■ Objective ■
Spot each line in the records below where the word "Types" occurs, then copy it.

■ Given records ■
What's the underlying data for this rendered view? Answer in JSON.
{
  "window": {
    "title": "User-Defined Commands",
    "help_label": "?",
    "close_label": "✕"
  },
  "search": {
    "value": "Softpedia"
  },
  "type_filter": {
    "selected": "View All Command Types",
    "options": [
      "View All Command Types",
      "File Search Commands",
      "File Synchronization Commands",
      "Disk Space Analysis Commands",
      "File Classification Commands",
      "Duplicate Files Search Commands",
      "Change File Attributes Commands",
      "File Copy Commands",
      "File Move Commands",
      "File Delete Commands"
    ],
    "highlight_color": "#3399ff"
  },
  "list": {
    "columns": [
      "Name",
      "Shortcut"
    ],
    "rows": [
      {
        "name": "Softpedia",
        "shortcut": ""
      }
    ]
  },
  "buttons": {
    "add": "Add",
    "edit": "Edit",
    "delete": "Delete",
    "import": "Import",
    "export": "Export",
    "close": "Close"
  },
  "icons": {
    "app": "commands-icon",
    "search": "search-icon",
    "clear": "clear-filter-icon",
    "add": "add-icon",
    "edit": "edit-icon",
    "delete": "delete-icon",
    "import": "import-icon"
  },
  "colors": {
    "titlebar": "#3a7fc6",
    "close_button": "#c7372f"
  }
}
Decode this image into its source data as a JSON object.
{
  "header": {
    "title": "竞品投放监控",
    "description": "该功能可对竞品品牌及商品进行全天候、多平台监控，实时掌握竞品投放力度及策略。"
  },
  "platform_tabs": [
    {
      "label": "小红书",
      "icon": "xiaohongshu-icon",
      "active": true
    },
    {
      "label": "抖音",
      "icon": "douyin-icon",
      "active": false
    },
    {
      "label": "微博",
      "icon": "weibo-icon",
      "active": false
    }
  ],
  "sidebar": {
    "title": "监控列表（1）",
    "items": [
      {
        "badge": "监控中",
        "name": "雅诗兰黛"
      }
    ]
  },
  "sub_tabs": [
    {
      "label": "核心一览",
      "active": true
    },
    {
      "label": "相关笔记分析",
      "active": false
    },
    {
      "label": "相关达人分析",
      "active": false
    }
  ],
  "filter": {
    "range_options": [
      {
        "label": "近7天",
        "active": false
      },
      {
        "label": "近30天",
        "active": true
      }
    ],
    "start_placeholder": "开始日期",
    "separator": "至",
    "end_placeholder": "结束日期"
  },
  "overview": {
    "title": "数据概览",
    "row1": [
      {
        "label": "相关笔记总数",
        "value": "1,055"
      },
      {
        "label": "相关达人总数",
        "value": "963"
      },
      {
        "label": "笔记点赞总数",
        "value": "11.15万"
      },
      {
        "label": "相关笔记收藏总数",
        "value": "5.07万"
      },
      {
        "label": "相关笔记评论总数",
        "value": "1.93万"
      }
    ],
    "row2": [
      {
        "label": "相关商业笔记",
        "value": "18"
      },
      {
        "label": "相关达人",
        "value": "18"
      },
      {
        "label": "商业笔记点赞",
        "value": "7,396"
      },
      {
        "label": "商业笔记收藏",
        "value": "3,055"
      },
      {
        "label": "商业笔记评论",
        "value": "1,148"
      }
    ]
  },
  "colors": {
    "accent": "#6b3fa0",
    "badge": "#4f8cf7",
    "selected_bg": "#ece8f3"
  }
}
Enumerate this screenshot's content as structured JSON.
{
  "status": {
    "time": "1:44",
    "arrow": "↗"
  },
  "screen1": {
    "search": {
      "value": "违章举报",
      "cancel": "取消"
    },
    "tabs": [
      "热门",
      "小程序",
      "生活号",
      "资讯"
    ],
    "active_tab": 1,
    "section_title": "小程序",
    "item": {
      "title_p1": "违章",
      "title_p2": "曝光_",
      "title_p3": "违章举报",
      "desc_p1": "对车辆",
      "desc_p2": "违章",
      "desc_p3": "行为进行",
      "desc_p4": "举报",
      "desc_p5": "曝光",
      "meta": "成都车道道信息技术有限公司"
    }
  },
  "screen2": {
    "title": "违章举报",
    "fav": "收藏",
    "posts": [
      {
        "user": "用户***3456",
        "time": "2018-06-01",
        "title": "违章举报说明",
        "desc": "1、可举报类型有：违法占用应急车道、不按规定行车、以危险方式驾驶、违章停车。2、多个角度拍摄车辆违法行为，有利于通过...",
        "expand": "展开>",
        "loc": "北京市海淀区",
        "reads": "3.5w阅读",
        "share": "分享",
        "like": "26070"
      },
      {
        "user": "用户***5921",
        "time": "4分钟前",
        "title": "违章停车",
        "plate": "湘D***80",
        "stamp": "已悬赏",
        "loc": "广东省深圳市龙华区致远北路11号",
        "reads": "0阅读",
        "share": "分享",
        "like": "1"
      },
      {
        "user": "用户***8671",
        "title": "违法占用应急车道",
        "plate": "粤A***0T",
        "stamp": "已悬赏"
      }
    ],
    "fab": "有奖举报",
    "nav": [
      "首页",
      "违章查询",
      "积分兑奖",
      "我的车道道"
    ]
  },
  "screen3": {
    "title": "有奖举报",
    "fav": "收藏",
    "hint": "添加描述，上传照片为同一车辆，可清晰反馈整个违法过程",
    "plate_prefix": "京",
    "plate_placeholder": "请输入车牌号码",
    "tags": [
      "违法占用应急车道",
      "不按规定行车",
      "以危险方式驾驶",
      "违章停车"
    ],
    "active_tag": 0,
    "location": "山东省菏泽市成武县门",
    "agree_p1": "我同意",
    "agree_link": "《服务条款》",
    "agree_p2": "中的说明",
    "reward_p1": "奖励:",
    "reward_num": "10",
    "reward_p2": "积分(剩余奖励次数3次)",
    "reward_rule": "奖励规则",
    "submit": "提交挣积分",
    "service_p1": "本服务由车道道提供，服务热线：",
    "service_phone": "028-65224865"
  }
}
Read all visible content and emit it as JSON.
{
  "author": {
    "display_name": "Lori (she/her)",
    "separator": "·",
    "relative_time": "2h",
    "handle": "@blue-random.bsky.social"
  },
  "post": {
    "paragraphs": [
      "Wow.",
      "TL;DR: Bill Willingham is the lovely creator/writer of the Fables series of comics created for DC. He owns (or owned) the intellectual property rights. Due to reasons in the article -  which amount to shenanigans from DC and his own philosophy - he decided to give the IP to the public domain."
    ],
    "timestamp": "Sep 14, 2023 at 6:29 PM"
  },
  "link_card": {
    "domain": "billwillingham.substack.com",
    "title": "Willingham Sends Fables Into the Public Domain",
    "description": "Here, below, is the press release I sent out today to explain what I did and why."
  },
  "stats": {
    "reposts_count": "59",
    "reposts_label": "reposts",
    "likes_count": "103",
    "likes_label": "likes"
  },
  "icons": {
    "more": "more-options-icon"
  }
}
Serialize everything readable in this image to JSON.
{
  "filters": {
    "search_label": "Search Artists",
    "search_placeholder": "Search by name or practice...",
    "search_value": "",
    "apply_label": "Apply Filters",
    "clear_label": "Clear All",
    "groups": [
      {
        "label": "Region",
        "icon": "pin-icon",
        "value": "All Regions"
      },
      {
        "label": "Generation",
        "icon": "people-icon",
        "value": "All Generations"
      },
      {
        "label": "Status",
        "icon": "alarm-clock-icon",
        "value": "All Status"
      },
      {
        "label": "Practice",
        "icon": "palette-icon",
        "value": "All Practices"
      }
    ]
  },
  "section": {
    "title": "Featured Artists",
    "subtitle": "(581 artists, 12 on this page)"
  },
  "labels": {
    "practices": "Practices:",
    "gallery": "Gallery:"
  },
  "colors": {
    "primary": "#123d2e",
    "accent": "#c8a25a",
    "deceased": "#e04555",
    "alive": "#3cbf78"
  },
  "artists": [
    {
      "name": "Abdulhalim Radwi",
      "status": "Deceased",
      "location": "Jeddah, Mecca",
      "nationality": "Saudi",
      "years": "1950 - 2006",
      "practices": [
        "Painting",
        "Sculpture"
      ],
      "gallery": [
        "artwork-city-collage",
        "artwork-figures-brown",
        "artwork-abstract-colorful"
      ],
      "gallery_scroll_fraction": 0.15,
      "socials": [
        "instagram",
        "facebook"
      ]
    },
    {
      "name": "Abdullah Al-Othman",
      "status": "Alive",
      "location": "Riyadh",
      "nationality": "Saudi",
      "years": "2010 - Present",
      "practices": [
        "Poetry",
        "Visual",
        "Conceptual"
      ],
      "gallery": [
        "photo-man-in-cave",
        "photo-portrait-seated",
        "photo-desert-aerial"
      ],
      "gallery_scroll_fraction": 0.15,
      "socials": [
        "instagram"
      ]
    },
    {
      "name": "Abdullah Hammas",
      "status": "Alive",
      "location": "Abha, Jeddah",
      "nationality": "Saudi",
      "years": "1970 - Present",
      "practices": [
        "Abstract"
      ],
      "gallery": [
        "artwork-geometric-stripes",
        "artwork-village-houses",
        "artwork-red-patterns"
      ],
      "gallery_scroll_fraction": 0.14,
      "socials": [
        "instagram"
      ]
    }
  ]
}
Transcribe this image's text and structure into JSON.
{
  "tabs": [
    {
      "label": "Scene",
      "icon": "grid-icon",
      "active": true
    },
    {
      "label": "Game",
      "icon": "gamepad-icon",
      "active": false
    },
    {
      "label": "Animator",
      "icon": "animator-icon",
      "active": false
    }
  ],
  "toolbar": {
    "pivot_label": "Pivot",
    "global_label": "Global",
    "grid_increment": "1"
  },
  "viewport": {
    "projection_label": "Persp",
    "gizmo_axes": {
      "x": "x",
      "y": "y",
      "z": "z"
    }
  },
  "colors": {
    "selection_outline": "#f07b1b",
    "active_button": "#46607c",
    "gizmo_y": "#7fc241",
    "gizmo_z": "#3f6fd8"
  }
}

■ Result of this task ■
    "selected": "View All Command Types",
      "View All Command Types",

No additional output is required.